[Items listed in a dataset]
- - - -

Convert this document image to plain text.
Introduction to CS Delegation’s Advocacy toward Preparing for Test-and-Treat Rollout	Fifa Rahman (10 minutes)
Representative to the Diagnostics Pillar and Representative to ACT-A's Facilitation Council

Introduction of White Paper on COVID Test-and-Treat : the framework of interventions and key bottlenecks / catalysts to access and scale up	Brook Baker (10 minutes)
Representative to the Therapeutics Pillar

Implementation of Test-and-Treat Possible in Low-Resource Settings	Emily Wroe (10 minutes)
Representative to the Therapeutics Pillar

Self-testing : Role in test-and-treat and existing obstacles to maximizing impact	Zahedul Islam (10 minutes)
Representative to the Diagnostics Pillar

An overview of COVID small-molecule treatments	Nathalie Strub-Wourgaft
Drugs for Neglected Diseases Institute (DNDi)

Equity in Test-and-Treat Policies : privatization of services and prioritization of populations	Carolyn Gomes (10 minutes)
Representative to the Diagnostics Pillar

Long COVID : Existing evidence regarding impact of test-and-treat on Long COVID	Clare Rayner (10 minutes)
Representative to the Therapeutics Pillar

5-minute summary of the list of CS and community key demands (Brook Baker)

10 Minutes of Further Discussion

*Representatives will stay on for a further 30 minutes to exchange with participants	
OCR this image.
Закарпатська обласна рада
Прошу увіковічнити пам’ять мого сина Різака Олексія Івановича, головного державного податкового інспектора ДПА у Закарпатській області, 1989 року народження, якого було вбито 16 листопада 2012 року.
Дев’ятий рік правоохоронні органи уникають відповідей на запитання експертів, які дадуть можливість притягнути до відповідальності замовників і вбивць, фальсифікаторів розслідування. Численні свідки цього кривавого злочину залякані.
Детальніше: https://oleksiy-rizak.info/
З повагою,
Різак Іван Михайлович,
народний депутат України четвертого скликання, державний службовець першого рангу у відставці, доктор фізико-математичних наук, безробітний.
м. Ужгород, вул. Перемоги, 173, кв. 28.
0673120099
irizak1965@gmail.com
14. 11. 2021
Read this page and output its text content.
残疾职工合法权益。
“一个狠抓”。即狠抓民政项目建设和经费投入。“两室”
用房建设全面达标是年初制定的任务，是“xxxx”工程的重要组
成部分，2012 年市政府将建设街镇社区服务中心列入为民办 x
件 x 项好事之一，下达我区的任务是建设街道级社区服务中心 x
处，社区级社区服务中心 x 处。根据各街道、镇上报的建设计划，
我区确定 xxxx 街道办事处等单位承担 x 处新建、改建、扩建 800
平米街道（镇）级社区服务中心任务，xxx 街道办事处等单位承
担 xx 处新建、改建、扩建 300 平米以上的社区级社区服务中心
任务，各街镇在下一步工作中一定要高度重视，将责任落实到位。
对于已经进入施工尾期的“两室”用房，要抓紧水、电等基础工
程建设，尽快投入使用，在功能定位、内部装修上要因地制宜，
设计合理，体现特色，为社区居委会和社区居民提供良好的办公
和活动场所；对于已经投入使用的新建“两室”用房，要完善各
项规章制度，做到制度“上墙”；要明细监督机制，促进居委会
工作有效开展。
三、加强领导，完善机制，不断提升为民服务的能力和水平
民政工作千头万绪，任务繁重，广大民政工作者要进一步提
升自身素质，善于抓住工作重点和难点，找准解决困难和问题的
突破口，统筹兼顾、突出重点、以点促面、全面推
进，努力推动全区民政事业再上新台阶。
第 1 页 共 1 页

- - - -

*WHAT IS BEING ASKED:*
Keep only the lines from the one containing "OCR this image." to the end of the entries, and repeat them exactly.

*FINISHED ANSWER:*
OCR this image.
Закарпатська обласна рада
Прошу увіковічнити пам’ять мого сина Різака Олексія Івановича, головного державного податкового інспектора ДПА у Закарпатській області, 1989 року народження, якого було вбито 16 листопада 2012 року.
Дев’ятий рік правоохоронні органи уникають відповідей на запитання експертів, які дадуть можливість притягнути до відповідальності замовників і вбивць, фальсифікаторів розслідування. Численні свідки цього кривавого злочину залякані.
Детальніше: https://oleksiy-rizak.info/
З повагою,
Різак Іван Михайлович,
народний депутат України четвертого скликання, державний службовець першого рангу у відставці, доктор фізико-математичних наук, безробітний.
м. Ужгород, вул. Перемоги, 173, кв. 28.
0673120099
irizak1965@gmail.com
14. 11. 2021
Read this page and output its text content.
残疾职工合法权益。
“一个狠抓”。即狠抓民政项目建设和经费投入。“两室”
用房建设全面达标是年初制定的任务，是“xxxx”工程的重要组
成部分，2012 年市政府将建设街镇社区服务中心列入为民办 x
件 x 项好事之一，下达我区的任务是建设街道级社区服务中心 x
处，社区级社区服务中心 x 处。根据各街道、镇上报的建设计划，
我区确定 xxxx 街道办事处等单位承担 x 处新建、改建、扩建 800
平米街道（镇）级社区服务中心任务，xxx 街道办事处等单位承
担 xx 处新建、改建、扩建 300 平米以上的社区级社区服务中心
任务，各街镇在下一步工作中一定要高度重视，将责任落实到位。
对于已经进入施工尾期的“两室”用房，要抓紧水、电等基础工
程建设，尽快投入使用，在功能定位、内部装修上要因地制宜，
设计合理，体现特色，为社区居委会和社区居民提供良好的办公
和活动场所；对于已经投入使用的新建“两室”用房，要完善各
项规章制度，做到制度“上墙”；要明细监督机制，促进居委会
工作有效开展。
三、加强领导，完善机制，不断提升为民服务的能力和水平
民政工作千头万绪，任务繁重，广大民政工作者要进一步提
升自身素质，善于抓住工作重点和难点，找准解决困难和问题的
突破口，统筹兼顾、突出重点、以点促面、全面推
进，努力推动全区民政事业再上新台阶。
第 1 页 共 1 页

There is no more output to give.